■ **Collection entries**
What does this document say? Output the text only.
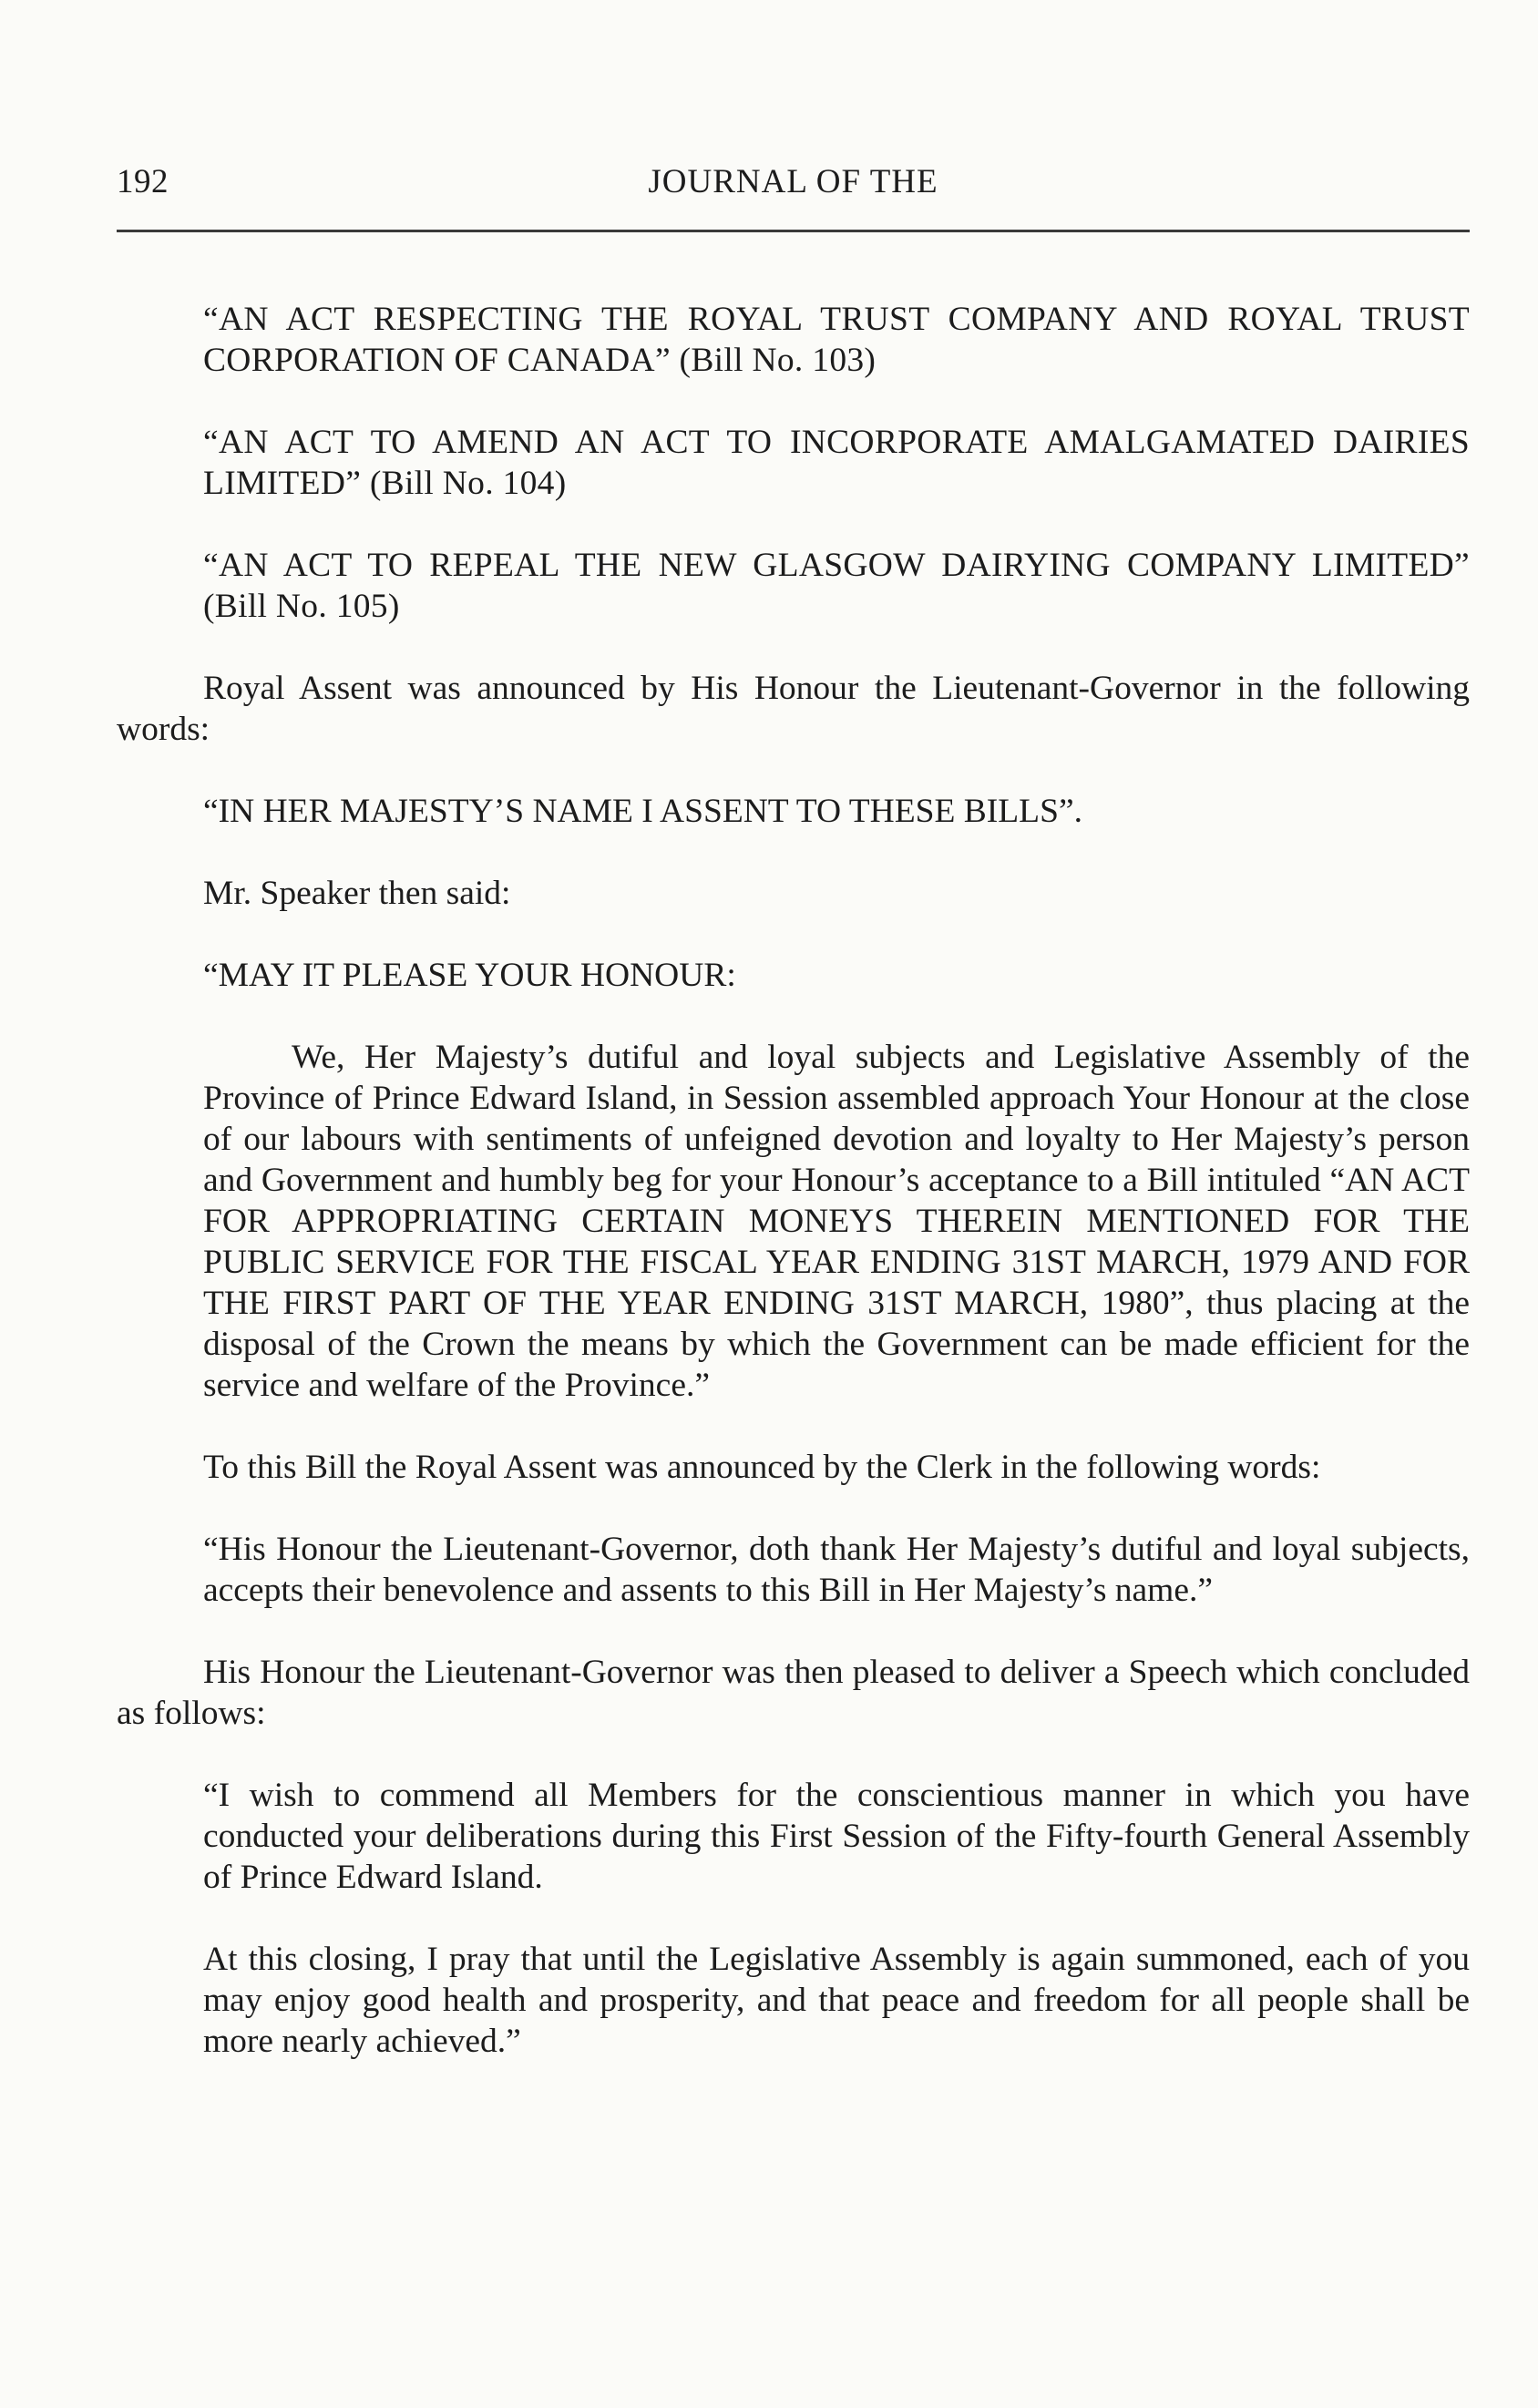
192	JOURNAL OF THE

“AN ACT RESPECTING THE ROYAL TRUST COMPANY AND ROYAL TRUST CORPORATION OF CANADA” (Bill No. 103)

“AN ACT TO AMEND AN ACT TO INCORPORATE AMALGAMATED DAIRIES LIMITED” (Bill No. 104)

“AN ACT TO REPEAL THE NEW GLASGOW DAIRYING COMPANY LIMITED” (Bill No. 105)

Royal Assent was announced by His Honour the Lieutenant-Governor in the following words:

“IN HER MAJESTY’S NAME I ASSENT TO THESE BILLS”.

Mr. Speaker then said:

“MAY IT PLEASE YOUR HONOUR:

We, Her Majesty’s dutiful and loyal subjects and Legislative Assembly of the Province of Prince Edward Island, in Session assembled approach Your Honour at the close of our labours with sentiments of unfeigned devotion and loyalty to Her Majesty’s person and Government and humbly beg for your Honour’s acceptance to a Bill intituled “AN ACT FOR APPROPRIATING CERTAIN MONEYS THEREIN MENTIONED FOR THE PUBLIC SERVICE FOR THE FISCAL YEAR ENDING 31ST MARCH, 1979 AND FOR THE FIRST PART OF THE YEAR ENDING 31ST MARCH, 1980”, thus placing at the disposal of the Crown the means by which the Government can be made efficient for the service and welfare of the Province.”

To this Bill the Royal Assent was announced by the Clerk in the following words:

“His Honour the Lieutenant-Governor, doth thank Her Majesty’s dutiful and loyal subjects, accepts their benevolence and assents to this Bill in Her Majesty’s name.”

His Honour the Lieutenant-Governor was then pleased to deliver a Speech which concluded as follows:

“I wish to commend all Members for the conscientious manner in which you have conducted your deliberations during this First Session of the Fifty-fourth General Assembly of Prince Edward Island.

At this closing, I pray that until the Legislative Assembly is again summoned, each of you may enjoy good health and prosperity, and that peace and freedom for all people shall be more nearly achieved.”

■ **What is required**
Copy each line above where the string "following" occurs.

■ **Complete answer**
Royal Assent was announced by His Honour the Lieutenant-Governor in the following words:
To this Bill the Royal Assent was announced by the Clerk in the following words:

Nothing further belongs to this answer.